DATA ROWS ->
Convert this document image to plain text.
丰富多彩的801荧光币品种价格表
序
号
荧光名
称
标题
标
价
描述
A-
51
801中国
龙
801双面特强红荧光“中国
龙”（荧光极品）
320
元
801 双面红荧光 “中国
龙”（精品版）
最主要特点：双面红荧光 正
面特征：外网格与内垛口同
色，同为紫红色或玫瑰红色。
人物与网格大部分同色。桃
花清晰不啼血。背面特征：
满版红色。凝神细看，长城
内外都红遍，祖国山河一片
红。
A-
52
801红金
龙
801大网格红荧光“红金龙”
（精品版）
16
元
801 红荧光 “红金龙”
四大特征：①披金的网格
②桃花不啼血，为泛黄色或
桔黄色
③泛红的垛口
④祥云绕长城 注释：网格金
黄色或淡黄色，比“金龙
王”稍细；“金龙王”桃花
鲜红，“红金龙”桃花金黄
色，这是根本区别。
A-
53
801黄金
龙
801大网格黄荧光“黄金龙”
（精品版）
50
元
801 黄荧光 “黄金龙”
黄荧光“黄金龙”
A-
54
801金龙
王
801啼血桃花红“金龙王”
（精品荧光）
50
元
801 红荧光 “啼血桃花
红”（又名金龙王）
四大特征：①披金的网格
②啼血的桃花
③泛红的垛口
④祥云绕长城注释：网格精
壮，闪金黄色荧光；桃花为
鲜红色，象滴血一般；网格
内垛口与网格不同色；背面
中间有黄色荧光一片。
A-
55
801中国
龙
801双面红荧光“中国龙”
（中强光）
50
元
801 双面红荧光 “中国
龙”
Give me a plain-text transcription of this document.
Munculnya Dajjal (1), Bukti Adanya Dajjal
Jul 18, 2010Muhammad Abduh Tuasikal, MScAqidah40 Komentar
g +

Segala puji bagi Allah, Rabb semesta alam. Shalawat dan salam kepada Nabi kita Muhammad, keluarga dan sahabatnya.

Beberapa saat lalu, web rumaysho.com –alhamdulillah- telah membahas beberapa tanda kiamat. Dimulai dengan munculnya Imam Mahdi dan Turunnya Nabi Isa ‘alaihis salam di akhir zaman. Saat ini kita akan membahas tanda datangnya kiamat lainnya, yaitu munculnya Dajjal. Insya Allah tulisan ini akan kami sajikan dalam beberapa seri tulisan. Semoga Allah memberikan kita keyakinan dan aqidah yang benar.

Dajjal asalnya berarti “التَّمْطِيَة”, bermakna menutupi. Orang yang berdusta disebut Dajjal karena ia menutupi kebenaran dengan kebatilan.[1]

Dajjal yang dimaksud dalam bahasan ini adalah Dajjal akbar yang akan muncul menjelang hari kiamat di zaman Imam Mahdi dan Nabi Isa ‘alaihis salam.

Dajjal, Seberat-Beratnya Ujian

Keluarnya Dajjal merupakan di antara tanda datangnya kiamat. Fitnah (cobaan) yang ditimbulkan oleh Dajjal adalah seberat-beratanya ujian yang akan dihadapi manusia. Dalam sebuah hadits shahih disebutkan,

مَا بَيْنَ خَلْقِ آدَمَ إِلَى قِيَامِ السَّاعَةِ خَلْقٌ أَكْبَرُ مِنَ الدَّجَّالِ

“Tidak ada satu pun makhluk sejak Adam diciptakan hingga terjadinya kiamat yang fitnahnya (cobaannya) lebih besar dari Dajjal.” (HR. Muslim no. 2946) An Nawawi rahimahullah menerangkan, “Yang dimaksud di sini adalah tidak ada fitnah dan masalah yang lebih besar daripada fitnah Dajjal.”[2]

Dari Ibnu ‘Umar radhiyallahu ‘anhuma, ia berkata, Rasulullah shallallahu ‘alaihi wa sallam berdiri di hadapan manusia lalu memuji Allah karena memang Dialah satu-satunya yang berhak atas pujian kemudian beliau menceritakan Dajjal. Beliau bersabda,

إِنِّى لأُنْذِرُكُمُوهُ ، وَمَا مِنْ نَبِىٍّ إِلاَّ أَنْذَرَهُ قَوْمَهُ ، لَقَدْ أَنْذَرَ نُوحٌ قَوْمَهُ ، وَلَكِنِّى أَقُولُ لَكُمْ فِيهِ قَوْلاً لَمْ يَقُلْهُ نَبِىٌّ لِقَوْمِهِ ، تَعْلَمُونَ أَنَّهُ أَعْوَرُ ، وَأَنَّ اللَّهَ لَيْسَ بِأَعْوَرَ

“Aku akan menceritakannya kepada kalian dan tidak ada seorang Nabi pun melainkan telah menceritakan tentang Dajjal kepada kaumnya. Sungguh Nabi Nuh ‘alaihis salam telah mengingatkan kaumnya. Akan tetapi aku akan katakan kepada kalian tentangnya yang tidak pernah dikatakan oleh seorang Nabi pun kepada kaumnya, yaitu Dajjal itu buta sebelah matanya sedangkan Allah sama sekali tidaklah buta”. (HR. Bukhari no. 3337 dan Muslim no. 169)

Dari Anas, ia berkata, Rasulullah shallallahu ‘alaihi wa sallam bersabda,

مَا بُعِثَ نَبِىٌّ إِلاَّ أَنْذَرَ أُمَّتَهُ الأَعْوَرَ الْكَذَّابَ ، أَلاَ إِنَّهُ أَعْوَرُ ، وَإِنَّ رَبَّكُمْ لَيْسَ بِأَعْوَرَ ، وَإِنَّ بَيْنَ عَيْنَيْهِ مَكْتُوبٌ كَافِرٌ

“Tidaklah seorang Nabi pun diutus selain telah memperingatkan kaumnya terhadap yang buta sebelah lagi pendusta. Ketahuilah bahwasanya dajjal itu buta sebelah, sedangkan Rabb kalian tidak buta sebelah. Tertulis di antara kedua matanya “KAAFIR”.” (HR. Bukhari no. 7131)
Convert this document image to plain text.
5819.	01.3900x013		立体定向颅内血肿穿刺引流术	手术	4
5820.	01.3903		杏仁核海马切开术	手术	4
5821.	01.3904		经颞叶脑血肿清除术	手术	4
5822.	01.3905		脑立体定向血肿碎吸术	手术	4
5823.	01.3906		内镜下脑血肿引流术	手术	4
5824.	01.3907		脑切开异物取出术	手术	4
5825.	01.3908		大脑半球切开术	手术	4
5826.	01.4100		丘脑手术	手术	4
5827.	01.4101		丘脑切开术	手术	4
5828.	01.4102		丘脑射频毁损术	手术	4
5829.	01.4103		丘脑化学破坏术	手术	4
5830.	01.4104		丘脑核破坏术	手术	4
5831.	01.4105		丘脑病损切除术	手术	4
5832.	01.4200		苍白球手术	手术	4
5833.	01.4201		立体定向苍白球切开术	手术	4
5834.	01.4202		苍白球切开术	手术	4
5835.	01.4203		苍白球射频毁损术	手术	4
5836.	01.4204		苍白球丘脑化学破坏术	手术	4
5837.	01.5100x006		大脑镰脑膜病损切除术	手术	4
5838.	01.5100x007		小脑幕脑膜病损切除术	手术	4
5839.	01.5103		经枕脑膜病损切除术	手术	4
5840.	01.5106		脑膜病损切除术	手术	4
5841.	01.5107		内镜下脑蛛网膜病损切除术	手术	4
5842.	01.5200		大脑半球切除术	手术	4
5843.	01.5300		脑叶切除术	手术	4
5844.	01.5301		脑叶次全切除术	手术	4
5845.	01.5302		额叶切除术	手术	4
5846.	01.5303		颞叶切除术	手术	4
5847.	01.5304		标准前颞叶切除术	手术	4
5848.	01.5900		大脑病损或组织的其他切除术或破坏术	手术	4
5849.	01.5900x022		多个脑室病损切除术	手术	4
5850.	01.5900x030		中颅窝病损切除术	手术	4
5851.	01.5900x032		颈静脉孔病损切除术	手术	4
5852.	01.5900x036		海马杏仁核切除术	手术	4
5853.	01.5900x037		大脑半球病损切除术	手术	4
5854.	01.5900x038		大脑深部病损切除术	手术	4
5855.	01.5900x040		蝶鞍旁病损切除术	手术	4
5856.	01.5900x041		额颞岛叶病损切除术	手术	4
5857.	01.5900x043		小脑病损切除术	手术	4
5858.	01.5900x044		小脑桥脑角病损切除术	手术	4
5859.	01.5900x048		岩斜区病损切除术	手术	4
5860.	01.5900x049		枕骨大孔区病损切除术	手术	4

YOUR OBJECTIVE -> Look through the entries above for the word "bersabda". Copy every line where it shows up.

RESULT OF THIS EXERCISE ->
Dari Ibnu ‘Umar radhiyallahu ‘anhuma, ia berkata, Rasulullah shallallahu ‘alaihi wa sallam berdiri di hadapan manusia lalu memuji Allah karena memang Dialah satu-satunya yang berhak atas pujian kemudian beliau menceritakan Dajjal. Beliau bersabda,
Dari Anas, ia berkata, Rasulullah shallallahu ‘alaihi wa sallam bersabda,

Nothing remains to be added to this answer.